(Records excerpted from a collection)

** START **

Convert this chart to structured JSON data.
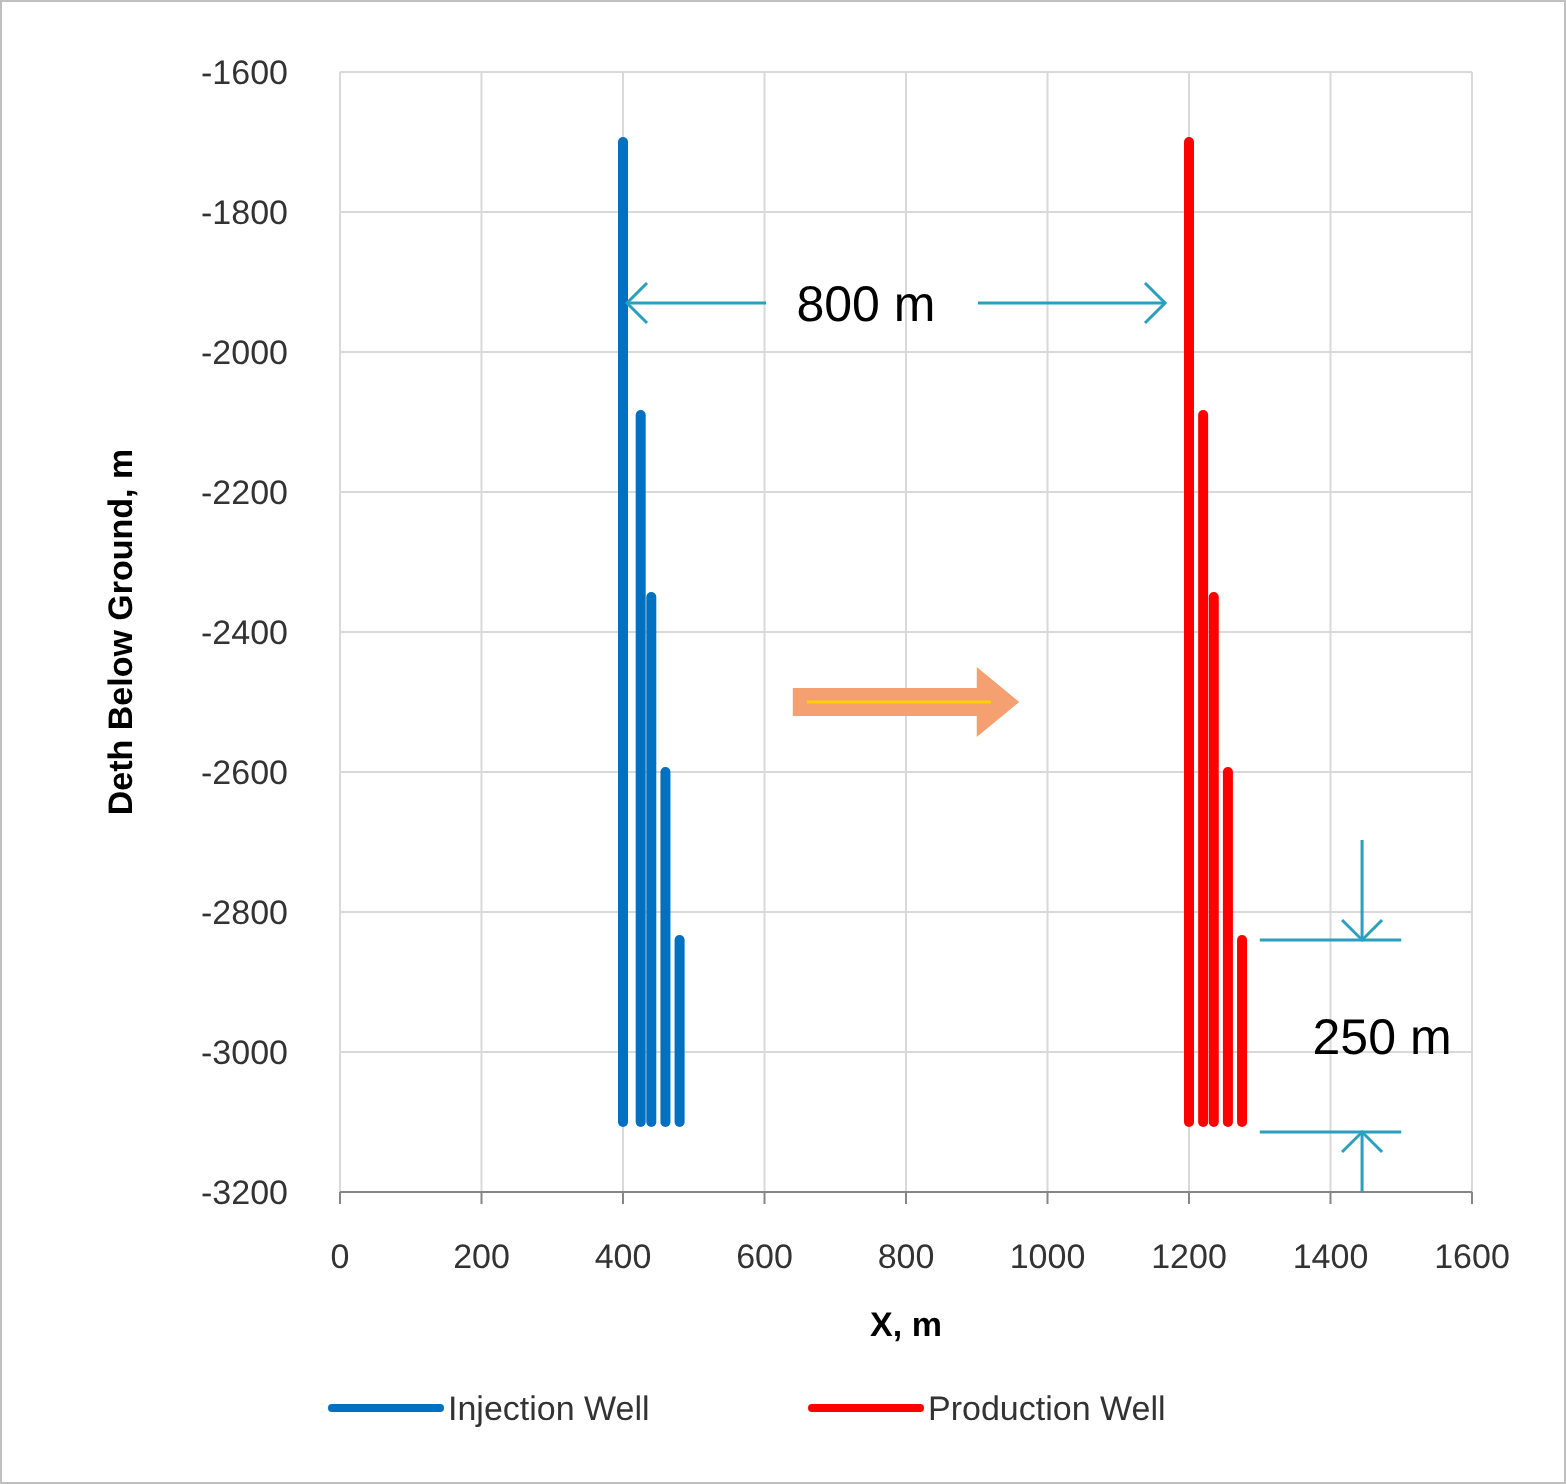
{
  "chart_data": {
    "type": "line",
    "xlabel": "X, m",
    "ylabel": "Deth Below Ground, m",
    "xlim": [
      0,
      1600
    ],
    "xticks": [
      0,
      200,
      400,
      600,
      800,
      1000,
      1200,
      1400,
      1600
    ],
    "ylim": [
      -3200,
      -1600
    ],
    "yticks": [
      -3200,
      -3000,
      -2800,
      -2600,
      -2400,
      -2200,
      -2000,
      -1800,
      -1600
    ],
    "grid": true,
    "legend": "bottom",
    "marker": "none",
    "line_style": "solid",
    "series": [
      {
        "name": "Injection Well",
        "color": "#0070c0",
        "x": [
          400,
          400
        ],
        "values": [
          -1700,
          -3100
        ]
      },
      {
        "color": "#0070c0",
        "x": [
          425,
          425
        ],
        "values": [
          -2090,
          -3100
        ]
      },
      {
        "color": "#0070c0",
        "x": [
          440,
          440
        ],
        "values": [
          -2350,
          -3100
        ]
      },
      {
        "color": "#0070c0",
        "x": [
          460,
          460
        ],
        "values": [
          -2600,
          -3100
        ]
      },
      {
        "color": "#0070c0",
        "x": [
          480,
          480
        ],
        "values": [
          -2840,
          -3100
        ]
      },
      {
        "name": "Production Well",
        "color": "#ff0000",
        "x": [
          1200,
          1200
        ],
        "values": [
          -1700,
          -3100
        ]
      },
      {
        "color": "#ff0000",
        "x": [
          1220,
          1220
        ],
        "values": [
          -2090,
          -3100
        ]
      },
      {
        "color": "#ff0000",
        "x": [
          1235,
          1235
        ],
        "values": [
          -2350,
          -3100
        ]
      },
      {
        "color": "#ff0000",
        "x": [
          1255,
          1255
        ],
        "values": [
          -2600,
          -3100
        ]
      },
      {
        "color": "#ff0000",
        "x": [
          1275,
          1275
        ],
        "values": [
          -2840,
          -3100
        ]
      }
    ],
    "annotations": [
      {
        "text": "800 m",
        "x": 400,
        "y": -1930
      },
      "250 m"
    ]
  }
}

** END **

[EXERCISE DIRECTIONS]
Leave out the pictures, and give all the records again exactly.

[RESPONSE FOR THIS EXERCISE]
Convert this chart to structured JSON data.
{
  "chart_data": {
    "type": "line",
    "xlabel": "X, m",
    "ylabel": "Deth Below Ground, m",
    "xlim": [
      0,
      1600
    ],
    "xticks": [
      0,
      200,
      400,
      600,
      800,
      1000,
      1200,
      1400,
      1600
    ],
    "ylim": [
      -3200,
      -1600
    ],
    "yticks": [
      -3200,
      -3000,
      -2800,
      -2600,
      -2400,
      -2200,
      -2000,
      -1800,
      -1600
    ],
    "grid": true,
    "legend": "bottom",
    "marker": "none",
    "line_style": "solid",
    "series": [
      {
        "name": "Injection Well",
        "color": "#0070c0",
        "x": [
          400,
          400
        ],
        "values": [
          -1700,
          -3100
        ]
      },
      {
        "color": "#0070c0",
        "x": [
          425,
          425
        ],
        "values": [
          -2090,
          -3100
        ]
      },
      {
        "color": "#0070c0",
        "x": [
          440,
          440
        ],
        "values": [
          -2350,
          -3100
        ]
      },
      {
        "color": "#0070c0",
        "x": [
          460,
          460
        ],
        "values": [
          -2600,
          -3100
        ]
      },
      {
        "color": "#0070c0",
        "x": [
          480,
          480
        ],
        "values": [
          -2840,
          -3100
        ]
      },
      {
        "name": "Production Well",
        "color": "#ff0000",
        "x": [
          1200,
          1200
        ],
        "values": [
          -1700,
          -3100
        ]
      },
      {
        "color": "#ff0000",
        "x": [
          1220,
          1220
        ],
        "values": [
          -2090,
          -3100
        ]
      },
      {
        "color": "#ff0000",
        "x": [
          1235,
          1235
        ],
        "values": [
          -2350,
          -3100
        ]
      },
      {
        "color": "#ff0000",
        "x": [
          1255,
          1255
        ],
        "values": [
          -2600,
          -3100
        ]
      },
      {
        "color": "#ff0000",
        "x": [
          1275,
          1275
        ],
        "values": [
          -2840,
          -3100
        ]
      }
    ],
    "annotations": [
      {
        "text": "800 m",
        "x": 400,
        "y": -1930
      },
      "250 m"
    ]
  }
}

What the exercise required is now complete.